▶ STATED PROBLEM: Give every line of the material again, exactly as written.

A run of records:
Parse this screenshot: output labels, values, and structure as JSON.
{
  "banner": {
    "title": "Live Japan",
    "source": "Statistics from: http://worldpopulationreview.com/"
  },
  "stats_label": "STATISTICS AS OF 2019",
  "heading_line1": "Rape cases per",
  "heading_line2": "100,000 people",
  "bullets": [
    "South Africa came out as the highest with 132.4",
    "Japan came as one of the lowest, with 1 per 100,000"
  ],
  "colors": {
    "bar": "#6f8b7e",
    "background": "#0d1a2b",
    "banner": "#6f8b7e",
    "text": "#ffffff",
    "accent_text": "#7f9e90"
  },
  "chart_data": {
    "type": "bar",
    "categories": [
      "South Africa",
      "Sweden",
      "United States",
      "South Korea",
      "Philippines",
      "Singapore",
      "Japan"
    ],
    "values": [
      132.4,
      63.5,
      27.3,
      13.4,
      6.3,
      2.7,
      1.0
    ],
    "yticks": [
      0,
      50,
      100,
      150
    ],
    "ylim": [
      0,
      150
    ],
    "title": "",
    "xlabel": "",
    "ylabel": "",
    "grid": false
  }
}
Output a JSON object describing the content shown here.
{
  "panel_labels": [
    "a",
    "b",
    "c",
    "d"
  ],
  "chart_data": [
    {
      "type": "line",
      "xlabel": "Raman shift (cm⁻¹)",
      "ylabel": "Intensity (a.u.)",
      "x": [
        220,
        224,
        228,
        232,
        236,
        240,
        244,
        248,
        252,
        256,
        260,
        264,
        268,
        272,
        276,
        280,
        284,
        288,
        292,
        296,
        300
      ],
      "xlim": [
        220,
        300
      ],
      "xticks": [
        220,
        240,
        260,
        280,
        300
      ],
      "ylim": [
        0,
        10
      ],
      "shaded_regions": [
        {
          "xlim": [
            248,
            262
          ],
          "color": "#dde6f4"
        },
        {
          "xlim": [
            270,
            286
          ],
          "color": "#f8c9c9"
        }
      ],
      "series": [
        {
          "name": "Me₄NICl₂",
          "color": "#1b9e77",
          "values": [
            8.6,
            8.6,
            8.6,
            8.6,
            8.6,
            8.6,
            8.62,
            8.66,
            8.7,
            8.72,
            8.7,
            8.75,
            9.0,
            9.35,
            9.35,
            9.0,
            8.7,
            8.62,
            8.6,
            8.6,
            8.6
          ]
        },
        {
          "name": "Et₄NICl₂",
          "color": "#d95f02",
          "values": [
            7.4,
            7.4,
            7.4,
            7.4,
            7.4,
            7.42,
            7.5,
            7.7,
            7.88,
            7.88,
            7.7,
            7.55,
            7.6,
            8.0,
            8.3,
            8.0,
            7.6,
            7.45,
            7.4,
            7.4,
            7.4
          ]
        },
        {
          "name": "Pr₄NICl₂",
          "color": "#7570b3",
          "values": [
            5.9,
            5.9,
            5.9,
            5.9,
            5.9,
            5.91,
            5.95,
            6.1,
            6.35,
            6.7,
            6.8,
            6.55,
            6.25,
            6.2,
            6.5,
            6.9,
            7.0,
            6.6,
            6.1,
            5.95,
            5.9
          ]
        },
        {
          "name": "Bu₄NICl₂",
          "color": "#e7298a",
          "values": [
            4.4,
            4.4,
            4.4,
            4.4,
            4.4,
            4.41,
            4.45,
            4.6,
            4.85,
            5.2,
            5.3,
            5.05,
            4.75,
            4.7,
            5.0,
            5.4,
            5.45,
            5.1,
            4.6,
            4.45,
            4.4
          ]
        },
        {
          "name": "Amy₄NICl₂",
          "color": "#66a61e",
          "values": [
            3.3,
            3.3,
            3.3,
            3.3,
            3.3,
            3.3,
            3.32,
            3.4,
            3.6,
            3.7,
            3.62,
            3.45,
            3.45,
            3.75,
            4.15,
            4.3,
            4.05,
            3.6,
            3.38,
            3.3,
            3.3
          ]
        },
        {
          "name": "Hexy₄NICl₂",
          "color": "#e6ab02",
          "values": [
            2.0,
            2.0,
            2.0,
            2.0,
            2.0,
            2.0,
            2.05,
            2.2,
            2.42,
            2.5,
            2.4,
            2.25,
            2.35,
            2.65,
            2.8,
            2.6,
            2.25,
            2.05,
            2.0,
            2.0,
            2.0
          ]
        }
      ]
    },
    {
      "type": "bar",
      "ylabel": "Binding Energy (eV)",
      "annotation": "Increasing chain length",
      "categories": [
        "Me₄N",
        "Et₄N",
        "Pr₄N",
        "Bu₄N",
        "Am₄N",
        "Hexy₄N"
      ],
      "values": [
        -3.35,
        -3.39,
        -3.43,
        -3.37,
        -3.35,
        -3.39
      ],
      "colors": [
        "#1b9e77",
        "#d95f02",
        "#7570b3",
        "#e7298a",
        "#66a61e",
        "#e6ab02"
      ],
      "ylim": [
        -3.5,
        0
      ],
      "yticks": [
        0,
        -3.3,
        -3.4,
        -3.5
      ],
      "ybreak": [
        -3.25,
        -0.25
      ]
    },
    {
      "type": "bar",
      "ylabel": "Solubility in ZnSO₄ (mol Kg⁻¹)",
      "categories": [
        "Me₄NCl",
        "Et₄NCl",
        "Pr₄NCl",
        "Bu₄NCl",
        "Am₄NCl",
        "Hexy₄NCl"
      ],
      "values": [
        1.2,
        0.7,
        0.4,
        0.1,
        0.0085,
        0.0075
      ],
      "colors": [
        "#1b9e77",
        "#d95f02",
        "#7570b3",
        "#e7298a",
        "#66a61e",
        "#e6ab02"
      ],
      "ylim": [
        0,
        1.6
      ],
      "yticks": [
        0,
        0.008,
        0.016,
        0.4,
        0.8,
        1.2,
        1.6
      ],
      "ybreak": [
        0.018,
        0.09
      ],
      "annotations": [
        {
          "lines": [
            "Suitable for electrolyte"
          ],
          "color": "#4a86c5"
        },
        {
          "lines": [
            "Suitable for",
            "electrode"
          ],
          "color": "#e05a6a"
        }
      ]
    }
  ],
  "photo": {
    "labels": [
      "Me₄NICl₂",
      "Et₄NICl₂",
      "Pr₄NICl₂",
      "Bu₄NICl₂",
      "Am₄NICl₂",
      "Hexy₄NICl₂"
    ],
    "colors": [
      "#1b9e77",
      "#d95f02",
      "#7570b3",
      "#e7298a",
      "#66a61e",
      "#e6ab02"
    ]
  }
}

▶ ANSWER TO THE PROBLEM:
Parse this screenshot: output labels, values, and structure as JSON.
{
  "banner": {
    "title": "Live Japan",
    "source": "Statistics from: http://worldpopulationreview.com/"
  },
  "stats_label": "STATISTICS AS OF 2019",
  "heading_line1": "Rape cases per",
  "heading_line2": "100,000 people",
  "bullets": [
    "South Africa came out as the highest with 132.4",
    "Japan came as one of the lowest, with 1 per 100,000"
  ],
  "colors": {
    "bar": "#6f8b7e",
    "background": "#0d1a2b",
    "banner": "#6f8b7e",
    "text": "#ffffff",
    "accent_text": "#7f9e90"
  },
  "chart_data": {
    "type": "bar",
    "categories": [
      "South Africa",
      "Sweden",
      "United States",
      "South Korea",
      "Philippines",
      "Singapore",
      "Japan"
    ],
    "values": [
      132.4,
      63.5,
      27.3,
      13.4,
      6.3,
      2.7,
      1.0
    ],
    "yticks": [
      0,
      50,
      100,
      150
    ],
    "ylim": [
      0,
      150
    ],
    "title": "",
    "xlabel": "",
    "ylabel": "",
    "grid": false
  }
}
Output a JSON object describing the content shown here.
{
  "panel_labels": [
    "a",
    "b",
    "c",
    "d"
  ],
  "chart_data": [
    {
      "type": "line",
      "xlabel": "Raman shift (cm⁻¹)",
      "ylabel": "Intensity (a.u.)",
      "x": [
        220,
        224,
        228,
        232,
        236,
        240,
        244,
        248,
        252,
        256,
        260,
        264,
        268,
        272,
        276,
        280,
        284,
        288,
        292,
        296,
        300
      ],
      "xlim": [
        220,
        300
      ],
      "xticks": [
        220,
        240,
        260,
        280,
        300
      ],
      "ylim": [
        0,
        10
      ],
      "shaded_regions": [
        {
          "xlim": [
            248,
            262
          ],
          "color": "#dde6f4"
        },
        {
          "xlim": [
            270,
            286
          ],
          "color": "#f8c9c9"
        }
      ],
      "series": [
        {
          "name": "Me₄NICl₂",
          "color": "#1b9e77",
          "values": [
            8.6,
            8.6,
            8.6,
            8.6,
            8.6,
            8.6,
            8.62,
            8.66,
            8.7,
            8.72,
            8.7,
            8.75,
            9.0,
            9.35,
            9.35,
            9.0,
            8.7,
            8.62,
            8.6,
            8.6,
            8.6
          ]
        },
        {
          "name": "Et₄NICl₂",
          "color": "#d95f02",
          "values": [
            7.4,
            7.4,
            7.4,
            7.4,
            7.4,
            7.42,
            7.5,
            7.7,
            7.88,
            7.88,
            7.7,
            7.55,
            7.6,
            8.0,
            8.3,
            8.0,
            7.6,
            7.45,
            7.4,
            7.4,
            7.4
          ]
        },
        {
          "name": "Pr₄NICl₂",
          "color": "#7570b3",
          "values": [
            5.9,
            5.9,
            5.9,
            5.9,
            5.9,
            5.91,
            5.95,
            6.1,
            6.35,
            6.7,
            6.8,
            6.55,
            6.25,
            6.2,
            6.5,
            6.9,
            7.0,
            6.6,
            6.1,
            5.95,
            5.9
          ]
        },
        {
          "name": "Bu₄NICl₂",
          "color": "#e7298a",
          "values": [
            4.4,
            4.4,
            4.4,
            4.4,
            4.4,
            4.41,
            4.45,
            4.6,
            4.85,
            5.2,
            5.3,
            5.05,
            4.75,
            4.7,
            5.0,
            5.4,
            5.45,
            5.1,
            4.6,
            4.45,
            4.4
          ]
        },
        {
          "name": "Amy₄NICl₂",
          "color": "#66a61e",
          "values": [
            3.3,
            3.3,
            3.3,
            3.3,
            3.3,
            3.3,
            3.32,
            3.4,
            3.6,
            3.7,
            3.62,
            3.45,
            3.45,
            3.75,
            4.15,
            4.3,
            4.05,
            3.6,
            3.38,
            3.3,
            3.3
          ]
        },
        {
          "name": "Hexy₄NICl₂",
          "color": "#e6ab02",
          "values": [
            2.0,
            2.0,
            2.0,
            2.0,
            2.0,
            2.0,
            2.05,
            2.2,
            2.42,
            2.5,
            2.4,
            2.25,
            2.35,
            2.65,
            2.8,
            2.6,
            2.25,
            2.05,
            2.0,
            2.0,
            2.0
          ]
        }
      ]
    },
    {
      "type": "bar",
      "ylabel": "Binding Energy (eV)",
      "annotation": "Increasing chain length",
      "categories": [
        "Me₄N",
        "Et₄N",
        "Pr₄N",
        "Bu₄N",
        "Am₄N",
        "Hexy₄N"
      ],
      "values": [
        -3.35,
        -3.39,
        -3.43,
        -3.37,
        -3.35,
        -3.39
      ],
      "colors": [
        "#1b9e77",
        "#d95f02",
        "#7570b3",
        "#e7298a",
        "#66a61e",
        "#e6ab02"
      ],
      "ylim": [
        -3.5,
        0
      ],
      "yticks": [
        0,
        -3.3,
        -3.4,
        -3.5
      ],
      "ybreak": [
        -3.25,
        -0.25
      ]
    },
    {
      "type": "bar",
      "ylabel": "Solubility in ZnSO₄ (mol Kg⁻¹)",
      "categories": [
        "Me₄NCl",
        "Et₄NCl",
        "Pr₄NCl",
        "Bu₄NCl",
        "Am₄NCl",
        "Hexy₄NCl"
      ],
      "values": [
        1.2,
        0.7,
        0.4,
        0.1,
        0.0085,
        0.0075
      ],
      "colors": [
        "#1b9e77",
        "#d95f02",
        "#7570b3",
        "#e7298a",
        "#66a61e",
        "#e6ab02"
      ],
      "ylim": [
        0,
        1.6
      ],
      "yticks": [
        0,
        0.008,
        0.016,
        0.4,
        0.8,
        1.2,
        1.6
      ],
      "ybreak": [
        0.018,
        0.09
      ],
      "annotations": [
        {
          "lines": [
            "Suitable for electrolyte"
          ],
          "color": "#4a86c5"
        },
        {
          "lines": [
            "Suitable for",
            "electrode"
          ],
          "color": "#e05a6a"
        }
      ]
    }
  ],
  "photo": {
    "labels": [
      "Me₄NICl₂",
      "Et₄NICl₂",
      "Pr₄NICl₂",
      "Bu₄NICl₂",
      "Am₄NICl₂",
      "Hexy₄NICl₂"
    ],
    "colors": [
      "#1b9e77",
      "#d95f02",
      "#7570b3",
      "#e7298a",
      "#66a61e",
      "#e6ab02"
    ]
  }
}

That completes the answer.